** Start **

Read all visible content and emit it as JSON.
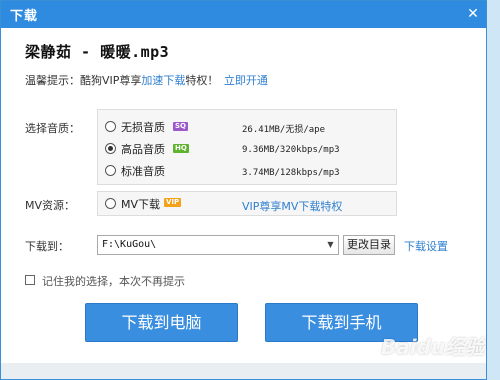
{
  "window": {
    "title": "下载",
    "close_icon": "close-icon"
  },
  "song": {
    "title": "梁静茹 - 暖暖.mp3"
  },
  "tip": {
    "prefix": "温馨提示：酷狗VIP尊享",
    "link": "加速下载",
    "suffix": "特权！",
    "action": "立即开通"
  },
  "quality": {
    "label": "选择音质：",
    "options": [
      {
        "label": "无损音质",
        "badge": "SQ",
        "spec": "26.41MB/无损/ape",
        "selected": false
      },
      {
        "label": "高品音质",
        "badge": "HQ",
        "spec": "9.36MB/320kbps/mp3",
        "selected": true
      },
      {
        "label": "标准音质",
        "badge": "",
        "spec": "3.74MB/128kbps/mp3",
        "selected": false
      }
    ]
  },
  "mv": {
    "label": "MV资源：",
    "option": "MV下载",
    "badge": "VIP",
    "link": "VIP尊享MV下载特权"
  },
  "download_to": {
    "label": "下载到：",
    "path": "F:\\KuGou\\",
    "change_button": "更改目录",
    "settings_link": "下载设置"
  },
  "remember": {
    "label": "记住我的选择，本次不再提示",
    "checked": false
  },
  "buttons": {
    "to_pc": "下载到电脑",
    "to_phone": "下载到手机"
  },
  "watermark": "Baidu经验",
  "colors": {
    "titlebar": "#2f8be0",
    "accent": "#3a8ee0",
    "link": "#2f7fd0",
    "sq_badge": "#9b59c9",
    "hq_badge": "#5fb32e",
    "vip_badge": "#f3a21a"
  }
}
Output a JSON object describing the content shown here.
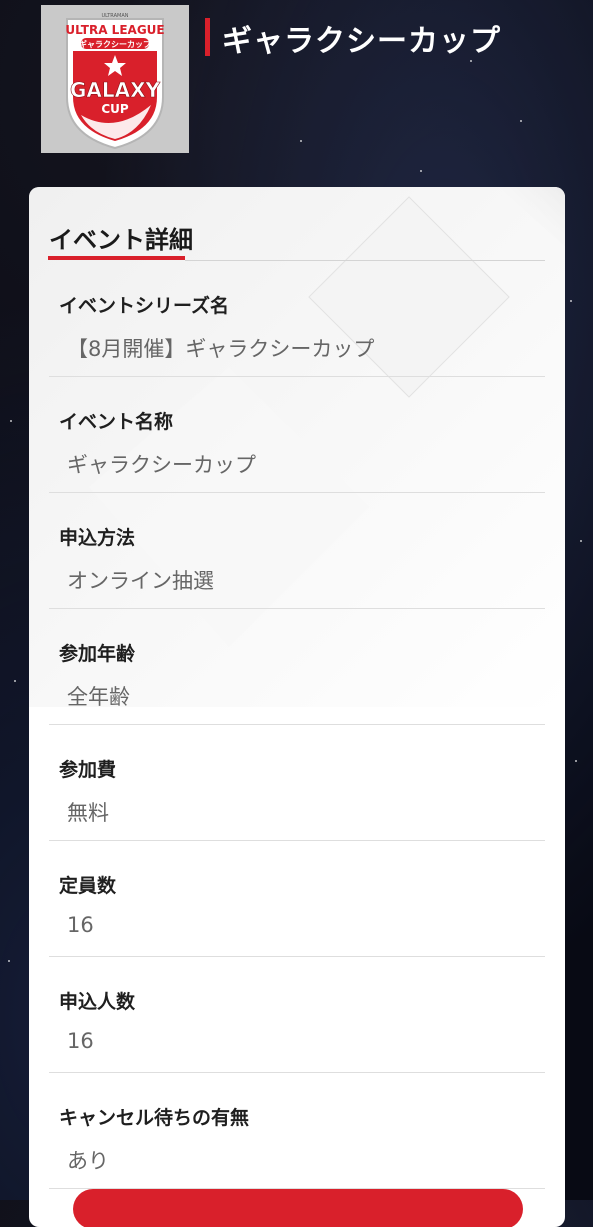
{
  "header": {
    "logo": {
      "top_text": "ULTRA LEAGUE",
      "sub_text": "ギャラクシーカップ",
      "main_text": "GALAXY",
      "cup_text": "CUP",
      "tiny_text": "ULTRAMAN"
    },
    "title": "ギャラクシーカップ"
  },
  "card": {
    "section_title": "イベント詳細",
    "rows": [
      {
        "label": "イベントシリーズ名",
        "value": "【8月開催】ギャラクシーカップ"
      },
      {
        "label": "イベント名称",
        "value": "ギャラクシーカップ"
      },
      {
        "label": "申込方法",
        "value": "オンライン抽選"
      },
      {
        "label": "参加年齢",
        "value": "全年齢"
      },
      {
        "label": "参加費",
        "value": "無料"
      },
      {
        "label": "定員数",
        "value": "16"
      },
      {
        "label": "申込人数",
        "value": "16"
      },
      {
        "label": "キャンセル待ちの有無",
        "value": "あり"
      }
    ]
  },
  "colors": {
    "accent": "#d9202b",
    "background": "#0b1020",
    "card": "#ffffff",
    "label": "#1f1f1f",
    "value": "#666666"
  }
}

** End **

**Problem details**
Give an exact reproduction of every line, leaving out any picture.

**The response**
Read all visible content and emit it as JSON.
{
  "window": {
    "title": "下载",
    "close_icon": "close-icon"
  },
  "song": {
    "title": "梁静茹 - 暖暖.mp3"
  },
  "tip": {
    "prefix": "温馨提示：酷狗VIP尊享",
    "link": "加速下载",
    "suffix": "特权！",
    "action": "立即开通"
  },
  "quality": {
    "label": "选择音质：",
    "options": [
      {
        "label": "无损音质",
        "badge": "SQ",
        "spec": "26.41MB/无损/ape",
        "selected": false
      },
      {
        "label": "高品音质",
        "badge": "HQ",
        "spec": "9.36MB/320kbps/mp3",
        "selected": true
      },
      {
        "label": "标准音质",
        "badge": "",
        "spec": "3.74MB/128kbps/mp3",
        "selected": false
      }
    ]
  },
  "mv": {
    "label": "MV资源：",
    "option": "MV下载",
    "badge": "VIP",
    "link": "VIP尊享MV下载特权"
  },
  "download_to": {
    "label": "下载到：",
    "path": "F:\\KuGou\\",
    "change_button": "更改目录",
    "settings_link": "下载设置"
  },
  "remember": {
    "label": "记住我的选择，本次不再提示",
    "checked": false
  },
  "buttons": {
    "to_pc": "下载到电脑",
    "to_phone": "下载到手机"
  },
  "watermark": "Baidu经验",
  "colors": {
    "titlebar": "#2f8be0",
    "accent": "#3a8ee0",
    "link": "#2f7fd0",
    "sq_badge": "#9b59c9",
    "hq_badge": "#5fb32e",
    "vip_badge": "#f3a21a"
  }
}
Output a JSON object describing the content shown here.
{
  "header": {
    "logo": {
      "top_text": "ULTRA LEAGUE",
      "sub_text": "ギャラクシーカップ",
      "main_text": "GALAXY",
      "cup_text": "CUP",
      "tiny_text": "ULTRAMAN"
    },
    "title": "ギャラクシーカップ"
  },
  "card": {
    "section_title": "イベント詳細",
    "rows": [
      {
        "label": "イベントシリーズ名",
        "value": "【8月開催】ギャラクシーカップ"
      },
      {
        "label": "イベント名称",
        "value": "ギャラクシーカップ"
      },
      {
        "label": "申込方法",
        "value": "オンライン抽選"
      },
      {
        "label": "参加年齢",
        "value": "全年齢"
      },
      {
        "label": "参加費",
        "value": "無料"
      },
      {
        "label": "定員数",
        "value": "16"
      },
      {
        "label": "申込人数",
        "value": "16"
      },
      {
        "label": "キャンセル待ちの有無",
        "value": "あり"
      }
    ]
  },
  "colors": {
    "accent": "#d9202b",
    "background": "#0b1020",
    "card": "#ffffff",
    "label": "#1f1f1f",
    "value": "#666666"
  }
}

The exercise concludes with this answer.